◆ Task details:
Note how many lines hold "category" and report that number by itself.
■ ■ ■
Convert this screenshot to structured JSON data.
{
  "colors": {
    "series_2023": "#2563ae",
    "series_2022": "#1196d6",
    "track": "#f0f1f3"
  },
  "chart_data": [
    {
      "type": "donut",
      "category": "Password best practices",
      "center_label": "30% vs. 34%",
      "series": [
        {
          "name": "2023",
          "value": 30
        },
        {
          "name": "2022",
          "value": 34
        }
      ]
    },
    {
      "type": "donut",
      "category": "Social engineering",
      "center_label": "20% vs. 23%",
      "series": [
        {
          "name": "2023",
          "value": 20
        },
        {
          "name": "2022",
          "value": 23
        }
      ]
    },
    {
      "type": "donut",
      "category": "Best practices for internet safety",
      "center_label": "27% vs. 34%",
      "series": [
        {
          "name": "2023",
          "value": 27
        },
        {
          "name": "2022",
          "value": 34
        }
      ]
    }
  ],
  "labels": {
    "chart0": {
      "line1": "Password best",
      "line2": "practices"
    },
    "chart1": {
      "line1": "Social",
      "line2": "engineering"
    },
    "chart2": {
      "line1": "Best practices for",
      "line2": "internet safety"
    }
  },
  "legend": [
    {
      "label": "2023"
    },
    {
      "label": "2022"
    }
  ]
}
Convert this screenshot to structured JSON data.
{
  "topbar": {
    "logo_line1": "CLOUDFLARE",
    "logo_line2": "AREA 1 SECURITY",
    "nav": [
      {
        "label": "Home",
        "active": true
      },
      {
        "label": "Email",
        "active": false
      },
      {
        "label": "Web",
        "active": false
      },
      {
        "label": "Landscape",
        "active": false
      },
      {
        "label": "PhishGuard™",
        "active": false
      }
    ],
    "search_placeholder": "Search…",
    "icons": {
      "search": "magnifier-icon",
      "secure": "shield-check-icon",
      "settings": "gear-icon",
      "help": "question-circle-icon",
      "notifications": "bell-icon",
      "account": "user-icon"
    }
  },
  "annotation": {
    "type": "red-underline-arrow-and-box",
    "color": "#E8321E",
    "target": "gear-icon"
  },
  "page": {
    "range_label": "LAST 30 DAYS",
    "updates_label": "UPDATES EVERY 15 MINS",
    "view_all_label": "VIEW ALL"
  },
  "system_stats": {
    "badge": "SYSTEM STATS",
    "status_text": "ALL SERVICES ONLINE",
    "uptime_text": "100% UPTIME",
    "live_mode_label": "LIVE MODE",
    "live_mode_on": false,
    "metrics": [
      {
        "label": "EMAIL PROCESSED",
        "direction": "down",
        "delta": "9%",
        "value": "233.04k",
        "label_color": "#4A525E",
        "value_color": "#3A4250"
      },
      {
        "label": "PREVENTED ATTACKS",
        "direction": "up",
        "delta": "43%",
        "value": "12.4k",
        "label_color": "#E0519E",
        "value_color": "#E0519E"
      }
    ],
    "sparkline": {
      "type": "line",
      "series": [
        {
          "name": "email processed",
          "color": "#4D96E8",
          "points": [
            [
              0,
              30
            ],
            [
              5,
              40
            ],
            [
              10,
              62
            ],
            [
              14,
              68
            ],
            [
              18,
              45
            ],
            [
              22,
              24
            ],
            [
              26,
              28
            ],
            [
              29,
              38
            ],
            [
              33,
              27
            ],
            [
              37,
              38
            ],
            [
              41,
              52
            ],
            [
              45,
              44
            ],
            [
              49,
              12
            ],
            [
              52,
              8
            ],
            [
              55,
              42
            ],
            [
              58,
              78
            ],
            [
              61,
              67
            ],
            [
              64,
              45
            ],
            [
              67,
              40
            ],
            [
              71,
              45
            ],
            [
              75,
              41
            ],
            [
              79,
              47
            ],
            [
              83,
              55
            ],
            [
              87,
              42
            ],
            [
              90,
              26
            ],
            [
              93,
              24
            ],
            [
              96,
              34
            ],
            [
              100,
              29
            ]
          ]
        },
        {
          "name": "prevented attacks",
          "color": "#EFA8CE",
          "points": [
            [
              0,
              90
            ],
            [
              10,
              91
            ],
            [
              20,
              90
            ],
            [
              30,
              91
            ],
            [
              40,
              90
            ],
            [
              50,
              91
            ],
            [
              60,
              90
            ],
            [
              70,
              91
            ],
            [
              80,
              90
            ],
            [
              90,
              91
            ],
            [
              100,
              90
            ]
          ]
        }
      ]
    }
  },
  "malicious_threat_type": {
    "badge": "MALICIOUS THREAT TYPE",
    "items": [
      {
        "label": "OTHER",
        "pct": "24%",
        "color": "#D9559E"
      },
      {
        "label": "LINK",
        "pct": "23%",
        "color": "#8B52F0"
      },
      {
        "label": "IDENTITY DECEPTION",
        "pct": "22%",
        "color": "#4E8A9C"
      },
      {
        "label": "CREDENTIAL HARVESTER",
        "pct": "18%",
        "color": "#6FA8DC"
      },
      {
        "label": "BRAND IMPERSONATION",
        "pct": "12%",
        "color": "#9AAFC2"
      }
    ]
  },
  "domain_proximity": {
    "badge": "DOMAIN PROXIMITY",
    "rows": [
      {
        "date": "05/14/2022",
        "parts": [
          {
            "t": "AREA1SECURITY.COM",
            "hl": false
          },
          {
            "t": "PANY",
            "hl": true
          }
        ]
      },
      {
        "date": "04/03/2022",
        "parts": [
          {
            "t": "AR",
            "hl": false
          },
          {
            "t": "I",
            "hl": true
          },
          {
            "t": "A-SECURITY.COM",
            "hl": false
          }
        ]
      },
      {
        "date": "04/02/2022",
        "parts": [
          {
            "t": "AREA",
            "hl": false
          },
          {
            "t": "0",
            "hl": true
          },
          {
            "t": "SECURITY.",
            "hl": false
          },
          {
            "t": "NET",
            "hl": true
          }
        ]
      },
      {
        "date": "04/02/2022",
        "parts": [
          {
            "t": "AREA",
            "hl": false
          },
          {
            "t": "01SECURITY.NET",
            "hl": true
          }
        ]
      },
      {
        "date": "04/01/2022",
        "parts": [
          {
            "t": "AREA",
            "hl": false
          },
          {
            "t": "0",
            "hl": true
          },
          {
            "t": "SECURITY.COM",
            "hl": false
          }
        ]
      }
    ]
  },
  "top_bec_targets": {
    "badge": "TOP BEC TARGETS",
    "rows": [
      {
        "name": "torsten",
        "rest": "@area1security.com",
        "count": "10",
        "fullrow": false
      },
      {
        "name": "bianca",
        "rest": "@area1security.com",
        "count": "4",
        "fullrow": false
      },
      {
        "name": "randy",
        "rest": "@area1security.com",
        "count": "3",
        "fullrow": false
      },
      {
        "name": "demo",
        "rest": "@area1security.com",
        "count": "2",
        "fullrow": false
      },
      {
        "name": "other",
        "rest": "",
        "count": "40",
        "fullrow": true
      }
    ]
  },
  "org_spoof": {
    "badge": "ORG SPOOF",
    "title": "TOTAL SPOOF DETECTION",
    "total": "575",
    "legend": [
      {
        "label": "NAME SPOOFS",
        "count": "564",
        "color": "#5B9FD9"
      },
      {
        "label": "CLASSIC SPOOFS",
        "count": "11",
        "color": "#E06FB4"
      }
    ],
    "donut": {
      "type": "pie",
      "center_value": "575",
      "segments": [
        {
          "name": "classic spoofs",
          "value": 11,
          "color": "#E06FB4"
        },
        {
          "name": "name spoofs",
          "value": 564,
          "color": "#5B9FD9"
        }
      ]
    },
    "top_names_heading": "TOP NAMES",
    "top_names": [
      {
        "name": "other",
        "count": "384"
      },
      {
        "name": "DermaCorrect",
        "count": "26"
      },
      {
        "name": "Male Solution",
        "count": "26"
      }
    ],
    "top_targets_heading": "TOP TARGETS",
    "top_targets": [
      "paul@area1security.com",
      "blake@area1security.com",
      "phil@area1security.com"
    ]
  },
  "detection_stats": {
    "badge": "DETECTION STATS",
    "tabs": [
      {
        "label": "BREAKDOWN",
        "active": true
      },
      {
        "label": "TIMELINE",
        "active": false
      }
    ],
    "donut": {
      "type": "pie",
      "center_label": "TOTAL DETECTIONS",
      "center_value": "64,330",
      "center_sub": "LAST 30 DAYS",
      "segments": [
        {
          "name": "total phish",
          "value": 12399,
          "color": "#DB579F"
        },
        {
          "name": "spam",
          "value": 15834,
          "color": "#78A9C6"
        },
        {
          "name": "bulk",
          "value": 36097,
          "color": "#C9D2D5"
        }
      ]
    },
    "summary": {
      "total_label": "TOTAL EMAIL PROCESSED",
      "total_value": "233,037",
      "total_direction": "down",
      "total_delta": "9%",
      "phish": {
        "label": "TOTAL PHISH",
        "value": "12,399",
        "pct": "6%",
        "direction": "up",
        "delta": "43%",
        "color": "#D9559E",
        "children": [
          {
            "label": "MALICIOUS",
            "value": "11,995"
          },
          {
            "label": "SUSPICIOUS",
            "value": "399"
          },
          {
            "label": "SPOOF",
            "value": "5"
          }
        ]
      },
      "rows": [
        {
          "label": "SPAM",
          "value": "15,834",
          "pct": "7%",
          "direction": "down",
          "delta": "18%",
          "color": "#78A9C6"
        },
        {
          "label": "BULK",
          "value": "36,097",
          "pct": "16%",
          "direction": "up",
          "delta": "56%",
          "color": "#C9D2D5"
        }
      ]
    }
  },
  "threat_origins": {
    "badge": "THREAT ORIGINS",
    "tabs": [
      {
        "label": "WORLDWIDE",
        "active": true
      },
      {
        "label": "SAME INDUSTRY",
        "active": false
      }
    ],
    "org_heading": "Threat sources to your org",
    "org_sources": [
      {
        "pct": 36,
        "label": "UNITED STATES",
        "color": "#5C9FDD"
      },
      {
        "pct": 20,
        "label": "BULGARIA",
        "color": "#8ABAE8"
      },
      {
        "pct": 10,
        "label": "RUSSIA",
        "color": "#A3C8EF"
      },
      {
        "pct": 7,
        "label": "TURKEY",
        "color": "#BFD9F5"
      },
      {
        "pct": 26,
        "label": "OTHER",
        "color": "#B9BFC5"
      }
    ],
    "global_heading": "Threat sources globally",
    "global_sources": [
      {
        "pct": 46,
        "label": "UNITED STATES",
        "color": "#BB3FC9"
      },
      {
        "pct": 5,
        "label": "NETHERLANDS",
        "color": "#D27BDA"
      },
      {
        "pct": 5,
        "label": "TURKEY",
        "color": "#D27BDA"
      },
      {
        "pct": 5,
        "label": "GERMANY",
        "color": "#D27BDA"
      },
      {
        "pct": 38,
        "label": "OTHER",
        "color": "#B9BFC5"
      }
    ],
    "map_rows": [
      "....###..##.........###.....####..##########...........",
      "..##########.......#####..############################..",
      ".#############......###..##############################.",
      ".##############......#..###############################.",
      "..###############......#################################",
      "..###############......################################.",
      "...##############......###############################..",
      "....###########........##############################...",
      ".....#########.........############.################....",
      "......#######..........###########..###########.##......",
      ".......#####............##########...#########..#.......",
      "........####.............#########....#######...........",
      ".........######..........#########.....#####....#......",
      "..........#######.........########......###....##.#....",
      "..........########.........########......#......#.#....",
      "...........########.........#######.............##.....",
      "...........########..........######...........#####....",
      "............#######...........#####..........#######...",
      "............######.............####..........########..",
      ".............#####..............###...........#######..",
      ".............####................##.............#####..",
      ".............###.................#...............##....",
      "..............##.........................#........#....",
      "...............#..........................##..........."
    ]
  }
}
■ ■ ■
◆ Full output:
3